> [What you will do]:
Find the word "legend" in the records below. List each line containing it.

** Start Material shown **

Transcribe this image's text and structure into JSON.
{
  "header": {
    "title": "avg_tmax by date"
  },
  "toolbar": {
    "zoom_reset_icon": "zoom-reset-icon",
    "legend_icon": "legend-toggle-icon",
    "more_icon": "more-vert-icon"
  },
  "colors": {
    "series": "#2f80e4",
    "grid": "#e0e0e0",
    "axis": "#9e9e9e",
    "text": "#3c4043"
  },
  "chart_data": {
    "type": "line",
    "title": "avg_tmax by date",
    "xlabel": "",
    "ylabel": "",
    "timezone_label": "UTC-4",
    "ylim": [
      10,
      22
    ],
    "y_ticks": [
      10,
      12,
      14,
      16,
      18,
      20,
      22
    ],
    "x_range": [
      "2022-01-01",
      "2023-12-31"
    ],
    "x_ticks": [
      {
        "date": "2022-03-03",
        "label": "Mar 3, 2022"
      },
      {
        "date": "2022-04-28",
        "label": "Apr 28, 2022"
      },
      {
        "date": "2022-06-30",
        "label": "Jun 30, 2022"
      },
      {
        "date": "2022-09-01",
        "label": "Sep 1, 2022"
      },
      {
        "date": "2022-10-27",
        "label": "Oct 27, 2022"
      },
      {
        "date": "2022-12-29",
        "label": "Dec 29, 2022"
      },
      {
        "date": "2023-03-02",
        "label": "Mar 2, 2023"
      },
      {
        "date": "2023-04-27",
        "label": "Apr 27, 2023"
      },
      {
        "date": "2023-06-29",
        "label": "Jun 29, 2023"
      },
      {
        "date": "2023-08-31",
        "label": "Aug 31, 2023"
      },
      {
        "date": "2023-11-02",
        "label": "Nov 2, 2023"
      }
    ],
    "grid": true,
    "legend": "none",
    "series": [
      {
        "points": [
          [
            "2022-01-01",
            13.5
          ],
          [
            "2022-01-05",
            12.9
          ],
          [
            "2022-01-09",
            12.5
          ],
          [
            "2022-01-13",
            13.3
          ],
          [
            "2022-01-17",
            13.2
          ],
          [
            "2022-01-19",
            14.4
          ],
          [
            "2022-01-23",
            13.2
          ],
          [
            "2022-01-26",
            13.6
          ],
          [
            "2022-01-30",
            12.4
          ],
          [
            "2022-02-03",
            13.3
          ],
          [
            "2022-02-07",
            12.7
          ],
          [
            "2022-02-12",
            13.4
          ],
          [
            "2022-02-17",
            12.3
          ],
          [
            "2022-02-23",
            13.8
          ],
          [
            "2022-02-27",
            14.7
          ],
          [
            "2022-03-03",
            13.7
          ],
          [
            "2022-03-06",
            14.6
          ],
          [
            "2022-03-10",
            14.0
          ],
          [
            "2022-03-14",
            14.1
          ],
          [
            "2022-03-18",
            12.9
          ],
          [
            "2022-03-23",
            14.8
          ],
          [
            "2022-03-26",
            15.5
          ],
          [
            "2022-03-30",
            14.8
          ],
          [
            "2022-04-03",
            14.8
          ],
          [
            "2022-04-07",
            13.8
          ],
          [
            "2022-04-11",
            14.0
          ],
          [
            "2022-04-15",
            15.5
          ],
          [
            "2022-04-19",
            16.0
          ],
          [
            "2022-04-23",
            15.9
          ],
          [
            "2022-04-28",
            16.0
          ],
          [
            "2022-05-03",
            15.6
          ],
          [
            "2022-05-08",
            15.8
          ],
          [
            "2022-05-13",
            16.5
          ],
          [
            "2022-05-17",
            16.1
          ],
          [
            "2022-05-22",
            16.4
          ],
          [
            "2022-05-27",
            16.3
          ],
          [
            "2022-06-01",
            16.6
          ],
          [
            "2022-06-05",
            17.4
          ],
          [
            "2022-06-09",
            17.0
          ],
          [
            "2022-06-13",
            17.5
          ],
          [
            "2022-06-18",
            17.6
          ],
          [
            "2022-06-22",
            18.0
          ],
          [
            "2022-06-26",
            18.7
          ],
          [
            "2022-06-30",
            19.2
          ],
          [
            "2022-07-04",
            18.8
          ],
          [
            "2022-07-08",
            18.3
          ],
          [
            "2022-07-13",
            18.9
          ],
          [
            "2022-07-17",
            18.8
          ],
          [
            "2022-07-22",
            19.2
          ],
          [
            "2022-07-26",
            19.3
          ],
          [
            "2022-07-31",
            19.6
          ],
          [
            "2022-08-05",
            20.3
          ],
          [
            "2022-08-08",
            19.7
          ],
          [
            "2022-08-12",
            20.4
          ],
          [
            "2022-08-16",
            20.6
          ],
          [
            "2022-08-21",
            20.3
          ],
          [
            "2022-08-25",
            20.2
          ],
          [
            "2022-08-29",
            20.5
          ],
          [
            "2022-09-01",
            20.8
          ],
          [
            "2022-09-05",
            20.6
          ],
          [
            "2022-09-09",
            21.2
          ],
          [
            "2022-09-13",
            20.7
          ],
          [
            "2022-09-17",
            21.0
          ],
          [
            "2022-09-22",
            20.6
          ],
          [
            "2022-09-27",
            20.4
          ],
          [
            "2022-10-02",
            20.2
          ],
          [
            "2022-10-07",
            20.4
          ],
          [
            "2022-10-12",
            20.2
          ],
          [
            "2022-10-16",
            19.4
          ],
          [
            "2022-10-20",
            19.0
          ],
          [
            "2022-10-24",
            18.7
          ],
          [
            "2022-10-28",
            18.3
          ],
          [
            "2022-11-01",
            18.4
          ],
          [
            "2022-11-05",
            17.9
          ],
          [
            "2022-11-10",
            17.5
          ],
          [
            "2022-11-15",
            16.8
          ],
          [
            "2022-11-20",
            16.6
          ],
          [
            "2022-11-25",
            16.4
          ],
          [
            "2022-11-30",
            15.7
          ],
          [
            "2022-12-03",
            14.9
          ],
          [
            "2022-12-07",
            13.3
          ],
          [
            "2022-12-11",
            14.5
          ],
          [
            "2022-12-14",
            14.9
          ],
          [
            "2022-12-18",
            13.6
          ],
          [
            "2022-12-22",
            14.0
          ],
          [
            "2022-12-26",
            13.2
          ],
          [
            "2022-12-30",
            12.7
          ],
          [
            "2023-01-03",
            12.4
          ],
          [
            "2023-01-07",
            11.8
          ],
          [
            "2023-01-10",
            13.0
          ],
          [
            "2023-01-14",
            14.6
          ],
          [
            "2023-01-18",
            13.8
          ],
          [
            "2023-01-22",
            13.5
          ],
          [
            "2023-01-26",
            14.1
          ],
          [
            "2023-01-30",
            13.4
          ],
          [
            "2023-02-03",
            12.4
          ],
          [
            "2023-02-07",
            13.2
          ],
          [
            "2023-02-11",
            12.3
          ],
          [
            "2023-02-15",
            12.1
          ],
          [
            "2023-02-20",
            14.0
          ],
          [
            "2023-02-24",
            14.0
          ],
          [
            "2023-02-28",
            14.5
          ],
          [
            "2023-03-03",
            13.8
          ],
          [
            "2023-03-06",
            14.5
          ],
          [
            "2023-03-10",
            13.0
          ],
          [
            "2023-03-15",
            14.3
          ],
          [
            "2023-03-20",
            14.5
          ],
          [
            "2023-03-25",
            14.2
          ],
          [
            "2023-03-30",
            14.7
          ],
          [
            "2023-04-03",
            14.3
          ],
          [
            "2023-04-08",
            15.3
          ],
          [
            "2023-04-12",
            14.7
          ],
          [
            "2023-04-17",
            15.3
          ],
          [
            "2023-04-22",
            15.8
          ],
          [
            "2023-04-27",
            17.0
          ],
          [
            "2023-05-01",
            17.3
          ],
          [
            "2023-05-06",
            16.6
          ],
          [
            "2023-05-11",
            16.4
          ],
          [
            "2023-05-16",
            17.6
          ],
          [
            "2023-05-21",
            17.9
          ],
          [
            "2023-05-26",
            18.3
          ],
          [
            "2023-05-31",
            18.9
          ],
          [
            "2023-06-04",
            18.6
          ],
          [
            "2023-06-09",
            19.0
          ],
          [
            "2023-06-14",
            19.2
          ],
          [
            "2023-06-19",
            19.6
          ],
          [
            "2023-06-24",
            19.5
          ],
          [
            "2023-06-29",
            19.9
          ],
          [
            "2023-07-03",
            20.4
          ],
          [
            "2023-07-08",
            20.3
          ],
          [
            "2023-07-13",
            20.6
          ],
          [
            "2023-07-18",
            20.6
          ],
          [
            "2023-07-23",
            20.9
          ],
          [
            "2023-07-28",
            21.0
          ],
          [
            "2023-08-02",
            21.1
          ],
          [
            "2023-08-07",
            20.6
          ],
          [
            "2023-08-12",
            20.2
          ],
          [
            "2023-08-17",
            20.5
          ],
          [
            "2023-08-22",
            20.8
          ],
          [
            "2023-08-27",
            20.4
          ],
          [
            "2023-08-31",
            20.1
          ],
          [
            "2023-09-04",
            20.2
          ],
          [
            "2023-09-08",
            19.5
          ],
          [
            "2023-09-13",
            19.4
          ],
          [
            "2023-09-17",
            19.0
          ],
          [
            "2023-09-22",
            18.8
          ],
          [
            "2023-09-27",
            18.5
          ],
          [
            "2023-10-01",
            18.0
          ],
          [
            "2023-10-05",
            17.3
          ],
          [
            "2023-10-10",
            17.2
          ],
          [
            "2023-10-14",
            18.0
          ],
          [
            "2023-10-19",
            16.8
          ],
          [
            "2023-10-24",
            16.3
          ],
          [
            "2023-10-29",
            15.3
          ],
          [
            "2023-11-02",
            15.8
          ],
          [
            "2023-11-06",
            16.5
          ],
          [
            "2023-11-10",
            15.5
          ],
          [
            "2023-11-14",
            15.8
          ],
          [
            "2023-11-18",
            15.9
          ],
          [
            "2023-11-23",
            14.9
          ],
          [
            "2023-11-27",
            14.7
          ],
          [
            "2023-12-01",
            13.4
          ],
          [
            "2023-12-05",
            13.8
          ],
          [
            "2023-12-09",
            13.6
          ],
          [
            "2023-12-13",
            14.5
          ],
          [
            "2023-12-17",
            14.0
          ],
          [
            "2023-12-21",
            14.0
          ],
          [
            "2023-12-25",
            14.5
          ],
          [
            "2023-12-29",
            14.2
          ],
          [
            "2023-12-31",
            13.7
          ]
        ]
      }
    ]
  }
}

** End Material shown **

> [In response]:
    "legend_icon": "legend-toggle-icon",
    "legend": "none",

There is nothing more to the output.